Collected data.
○ ○ ○ ○ ○ ○ ○

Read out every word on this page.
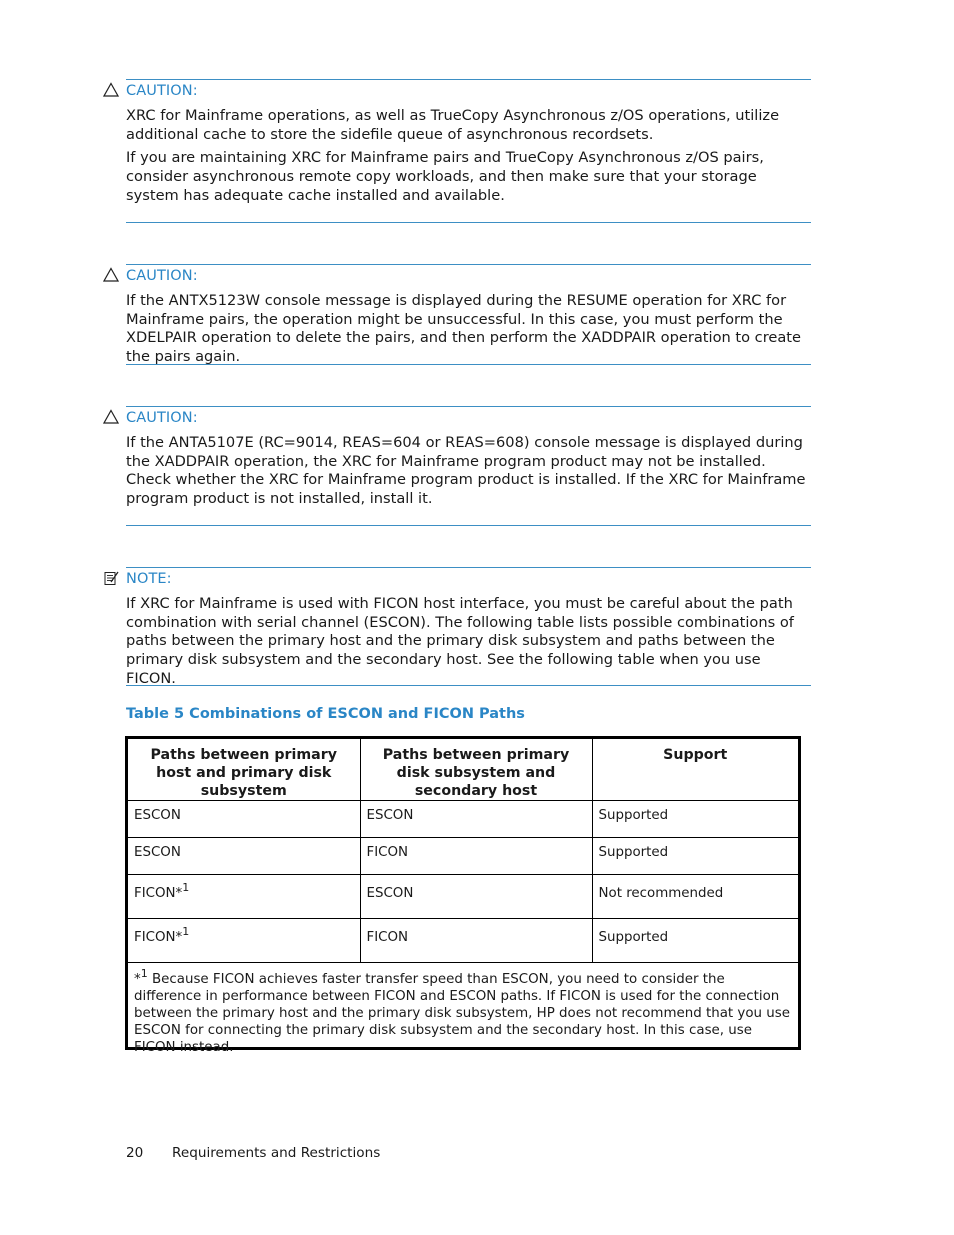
CAUTION:

XRC for Mainframe operations, as well as TrueCopy Asynchronous z/OS operations, utilize additional cache to store the sidefile queue of asynchronous recordsets.

If you are maintaining XRC for Mainframe pairs and TrueCopy Asynchronous z/OS pairs, consider asynchronous remote copy workloads, and then make sure that your storage system has adequate cache installed and available.

CAUTION:

If the ANTX5123W console message is displayed during the RESUME operation for XRC for Mainframe pairs, the operation might be unsuccessful. In this case, you must perform the XDELPAIR operation to delete the pairs, and then perform the XADDPAIR operation to create the pairs again.

CAUTION:

If the ANTA5107E (RC=9014, REAS=604 or REAS=608) console message is displayed during the XADDPAIR operation, the XRC for Mainframe program product may not be installed. Check whether the XRC for Mainframe program product is installed. If the XRC for Mainframe program product is not installed, install it.

NOTE:

If XRC for Mainframe is used with FICON host interface, you must be careful about the path combination with serial channel (ESCON). The following table lists possible combinations of paths between the primary host and the primary disk subsystem and paths between the primary disk subsystem and the secondary host. See the following table when you use FICON.

Table 5 Combinations of ESCON and FICON Paths
Paths between primary host and primary disk subsystem	Paths between primary disk subsystem and secondary host	Support

ESCON	ESCON	Supported

ESCON	FICON	Supported

FICON*$^1$	ESCON	Not recommended

FICON*$^1$	FICON	Supported

*$^1$ Because FICON achieves faster transfer speed than ESCON, you need to consider the difference in performance between FICON and ESCON paths. If FICON is used for the connection between the primary host and the primary disk subsystem, HP does not recommend that you use ESCON for connecting the primary disk subsystem and the secondary host. In this case, use FICON instead.		
20 Requirements and Restrictions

○ ○ ○ ○ ○ ○ ○

EXERCISE AIM. Make an exact copy of all entries above, dropping the images.

FINAL RESULT.
Read out every word on this page.
CAUTION:

XRC for Mainframe operations, as well as TrueCopy Asynchronous z/OS operations, utilize additional cache to store the sidefile queue of asynchronous recordsets.

If you are maintaining XRC for Mainframe pairs and TrueCopy Asynchronous z/OS pairs, consider asynchronous remote copy workloads, and then make sure that your storage system has adequate cache installed and available.

CAUTION:

If the ANTX5123W console message is displayed during the RESUME operation for XRC for Mainframe pairs, the operation might be unsuccessful. In this case, you must perform the XDELPAIR operation to delete the pairs, and then perform the XADDPAIR operation to create the pairs again.

CAUTION:

If the ANTA5107E (RC=9014, REAS=604 or REAS=608) console message is displayed during the XADDPAIR operation, the XRC for Mainframe program product may not be installed. Check whether the XRC for Mainframe program product is installed. If the XRC for Mainframe program product is not installed, install it.

NOTE:

If XRC for Mainframe is used with FICON host interface, you must be careful about the path combination with serial channel (ESCON). The following table lists possible combinations of paths between the primary host and the primary disk subsystem and paths between the primary disk subsystem and the secondary host. See the following table when you use FICON.

Table 5 Combinations of ESCON and FICON Paths
Paths between primary host and primary disk subsystem	Paths between primary disk subsystem and secondary host	Support

ESCON	ESCON	Supported

ESCON	FICON	Supported

FICON*$^1$	ESCON	Not recommended

FICON*$^1$	FICON	Supported

*$^1$ Because FICON achieves faster transfer speed than ESCON, you need to consider the difference in performance between FICON and ESCON paths. If FICON is used for the connection between the primary host and the primary disk subsystem, HP does not recommend that you use ESCON for connecting the primary disk subsystem and the secondary host. In this case, use FICON instead.		
20 Requirements and Restrictions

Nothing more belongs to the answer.